Say how many lines hold the string "pièces", and nothing more.
:: DATA FOR THIS TASK ::
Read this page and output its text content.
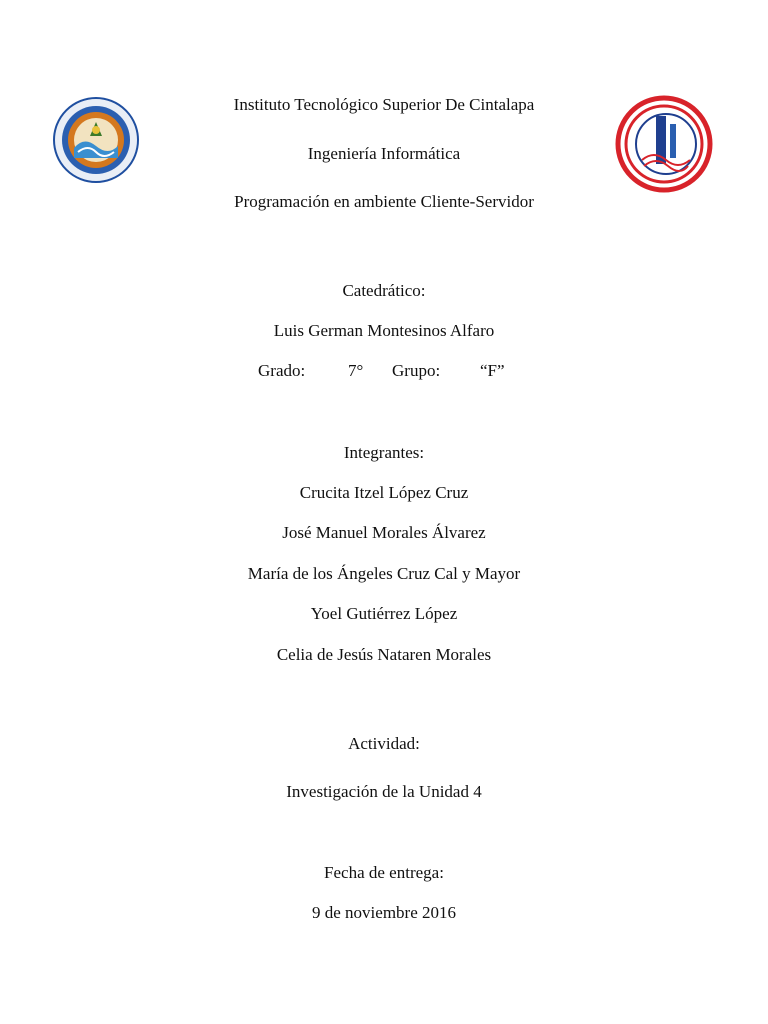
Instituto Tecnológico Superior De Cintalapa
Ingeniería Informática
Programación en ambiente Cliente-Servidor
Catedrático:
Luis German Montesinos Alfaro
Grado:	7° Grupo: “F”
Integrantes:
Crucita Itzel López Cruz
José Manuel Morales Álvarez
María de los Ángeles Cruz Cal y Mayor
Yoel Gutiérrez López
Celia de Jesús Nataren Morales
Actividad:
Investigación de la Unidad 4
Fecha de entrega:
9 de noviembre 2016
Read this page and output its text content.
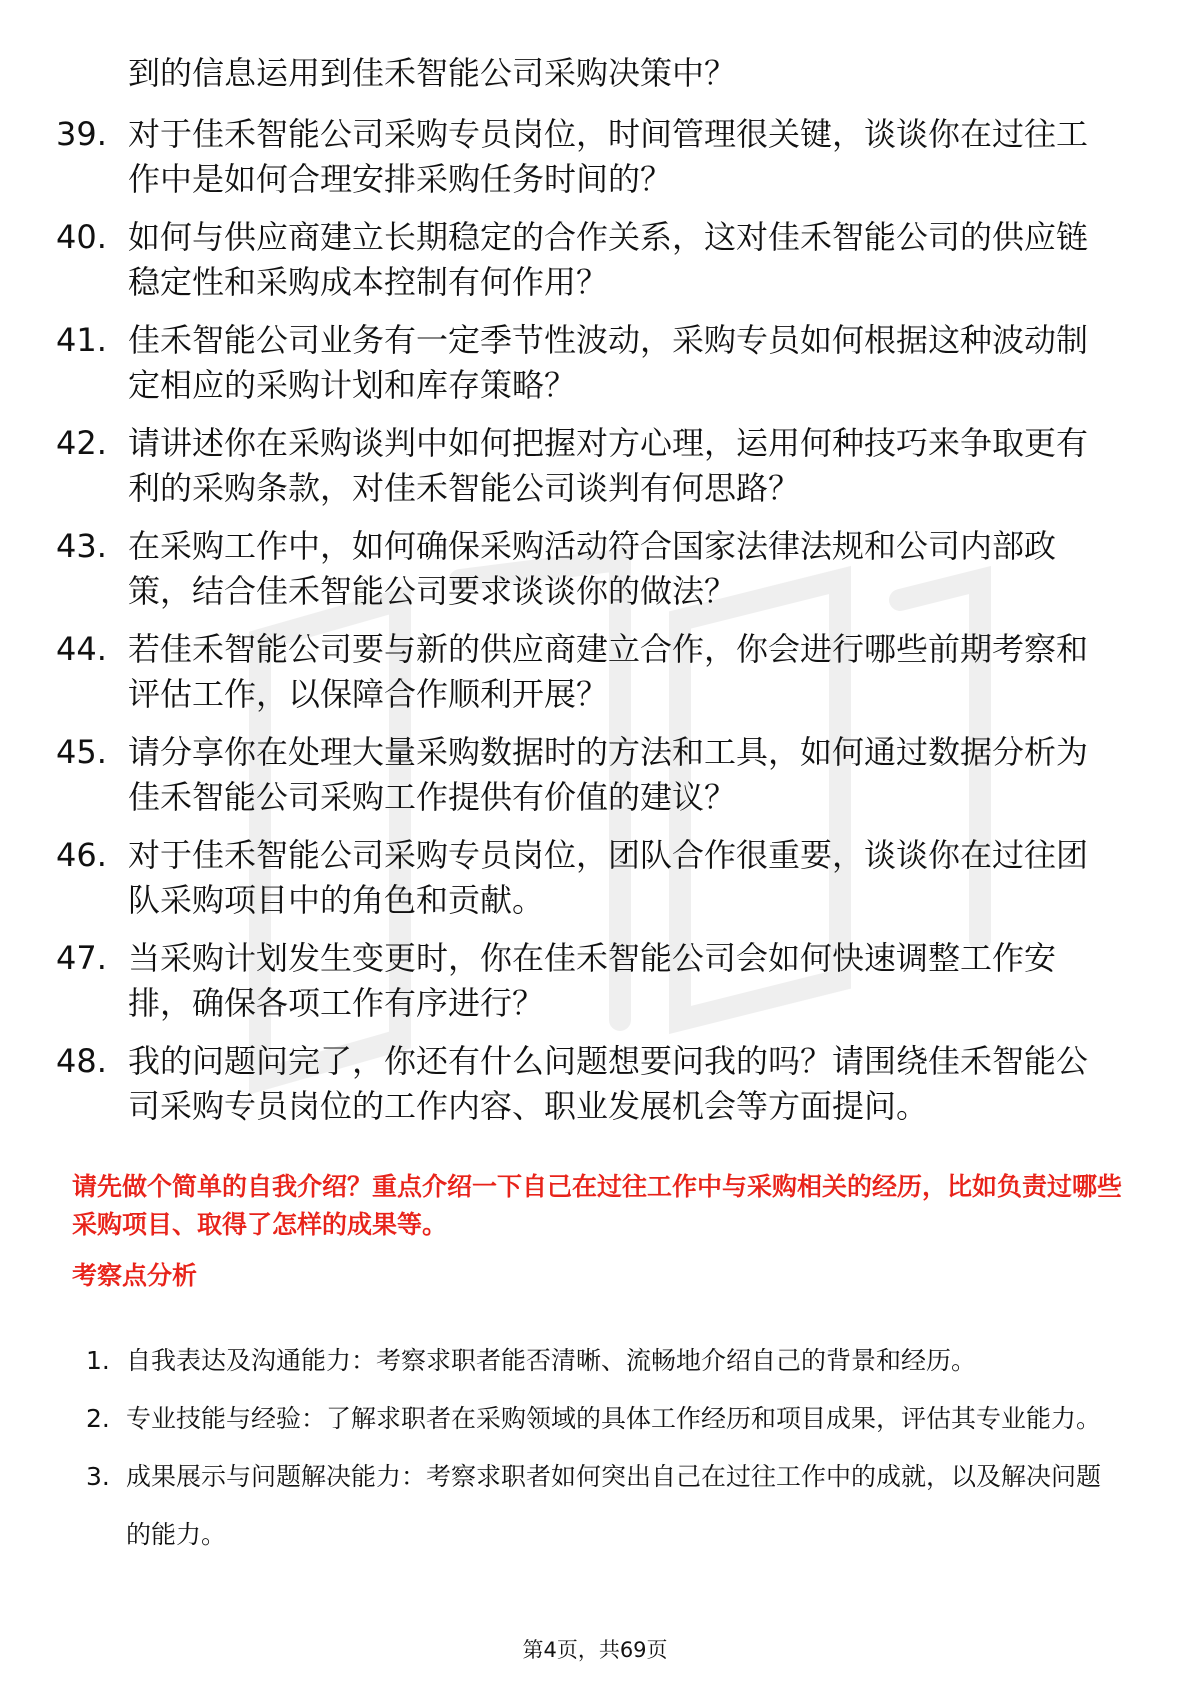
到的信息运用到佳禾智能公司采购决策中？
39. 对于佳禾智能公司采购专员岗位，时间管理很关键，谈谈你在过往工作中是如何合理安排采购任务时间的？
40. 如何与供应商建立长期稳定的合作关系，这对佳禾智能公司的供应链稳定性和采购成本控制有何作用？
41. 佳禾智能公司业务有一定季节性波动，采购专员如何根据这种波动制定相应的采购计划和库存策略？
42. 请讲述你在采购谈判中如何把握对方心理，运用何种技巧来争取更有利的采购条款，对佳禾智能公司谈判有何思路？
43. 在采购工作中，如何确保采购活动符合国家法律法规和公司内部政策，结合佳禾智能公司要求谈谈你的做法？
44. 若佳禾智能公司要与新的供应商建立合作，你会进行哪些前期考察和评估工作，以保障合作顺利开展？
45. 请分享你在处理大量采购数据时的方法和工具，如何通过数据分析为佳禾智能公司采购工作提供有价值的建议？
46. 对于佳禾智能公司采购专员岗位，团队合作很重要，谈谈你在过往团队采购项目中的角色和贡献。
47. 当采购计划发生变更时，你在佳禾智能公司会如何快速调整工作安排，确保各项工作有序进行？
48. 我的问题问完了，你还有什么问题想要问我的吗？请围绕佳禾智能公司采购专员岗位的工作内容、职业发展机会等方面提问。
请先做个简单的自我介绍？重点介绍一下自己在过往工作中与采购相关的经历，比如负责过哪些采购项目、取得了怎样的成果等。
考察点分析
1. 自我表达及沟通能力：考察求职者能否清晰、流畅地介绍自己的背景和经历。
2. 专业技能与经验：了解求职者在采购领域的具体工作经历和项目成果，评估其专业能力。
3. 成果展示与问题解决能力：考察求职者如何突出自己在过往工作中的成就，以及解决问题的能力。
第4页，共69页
:::
:: DATA FOR THIS TASK ::
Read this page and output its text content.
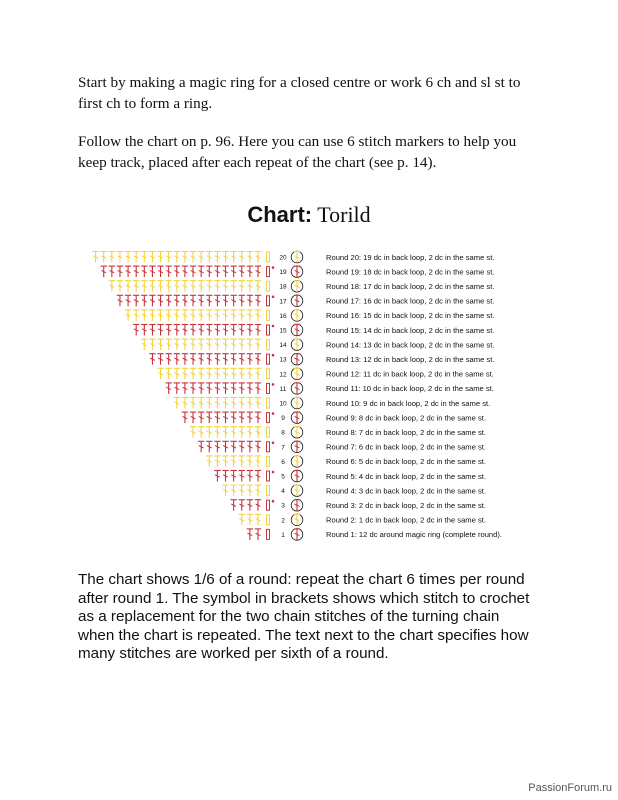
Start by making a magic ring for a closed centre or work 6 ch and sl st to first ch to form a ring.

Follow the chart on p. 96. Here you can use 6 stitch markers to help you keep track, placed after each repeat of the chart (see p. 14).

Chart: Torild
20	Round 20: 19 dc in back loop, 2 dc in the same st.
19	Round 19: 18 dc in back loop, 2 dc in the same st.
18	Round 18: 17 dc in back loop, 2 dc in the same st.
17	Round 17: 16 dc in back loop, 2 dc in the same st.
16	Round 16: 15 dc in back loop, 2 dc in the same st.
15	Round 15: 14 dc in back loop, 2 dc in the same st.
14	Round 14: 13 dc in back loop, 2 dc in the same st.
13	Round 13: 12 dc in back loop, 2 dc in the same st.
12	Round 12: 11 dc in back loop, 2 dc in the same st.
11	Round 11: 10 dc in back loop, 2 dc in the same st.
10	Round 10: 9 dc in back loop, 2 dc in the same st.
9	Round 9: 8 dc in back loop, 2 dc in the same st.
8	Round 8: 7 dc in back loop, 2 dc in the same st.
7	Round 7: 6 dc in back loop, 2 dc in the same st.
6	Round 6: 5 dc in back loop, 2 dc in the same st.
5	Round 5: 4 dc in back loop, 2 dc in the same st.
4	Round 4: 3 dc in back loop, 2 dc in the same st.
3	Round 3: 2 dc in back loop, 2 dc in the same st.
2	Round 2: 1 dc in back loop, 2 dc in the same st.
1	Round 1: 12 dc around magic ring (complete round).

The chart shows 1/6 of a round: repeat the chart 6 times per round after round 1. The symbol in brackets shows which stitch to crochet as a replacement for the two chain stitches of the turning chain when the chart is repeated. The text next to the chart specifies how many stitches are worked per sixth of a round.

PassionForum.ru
:::
:: DATA FOR THIS TASK ::
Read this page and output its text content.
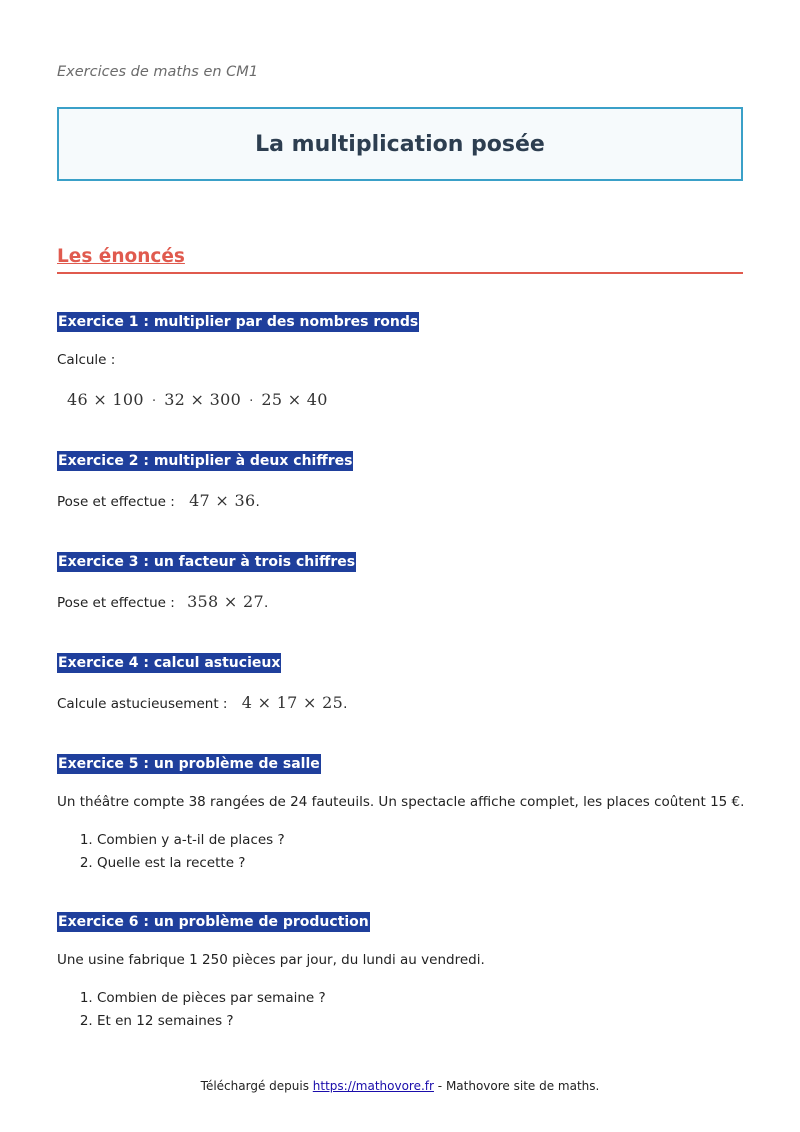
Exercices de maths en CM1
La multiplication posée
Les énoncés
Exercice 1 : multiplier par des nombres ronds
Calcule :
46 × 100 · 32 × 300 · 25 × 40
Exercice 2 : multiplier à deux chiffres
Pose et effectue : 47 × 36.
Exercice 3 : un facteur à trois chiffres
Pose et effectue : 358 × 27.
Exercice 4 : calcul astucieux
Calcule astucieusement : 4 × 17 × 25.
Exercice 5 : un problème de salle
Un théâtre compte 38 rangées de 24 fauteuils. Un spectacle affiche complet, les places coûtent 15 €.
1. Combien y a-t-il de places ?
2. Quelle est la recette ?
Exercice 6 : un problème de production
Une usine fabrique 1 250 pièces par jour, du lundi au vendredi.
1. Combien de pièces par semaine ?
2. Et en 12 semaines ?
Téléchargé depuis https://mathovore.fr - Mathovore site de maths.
:::
**RIGHT ANSWER**.
2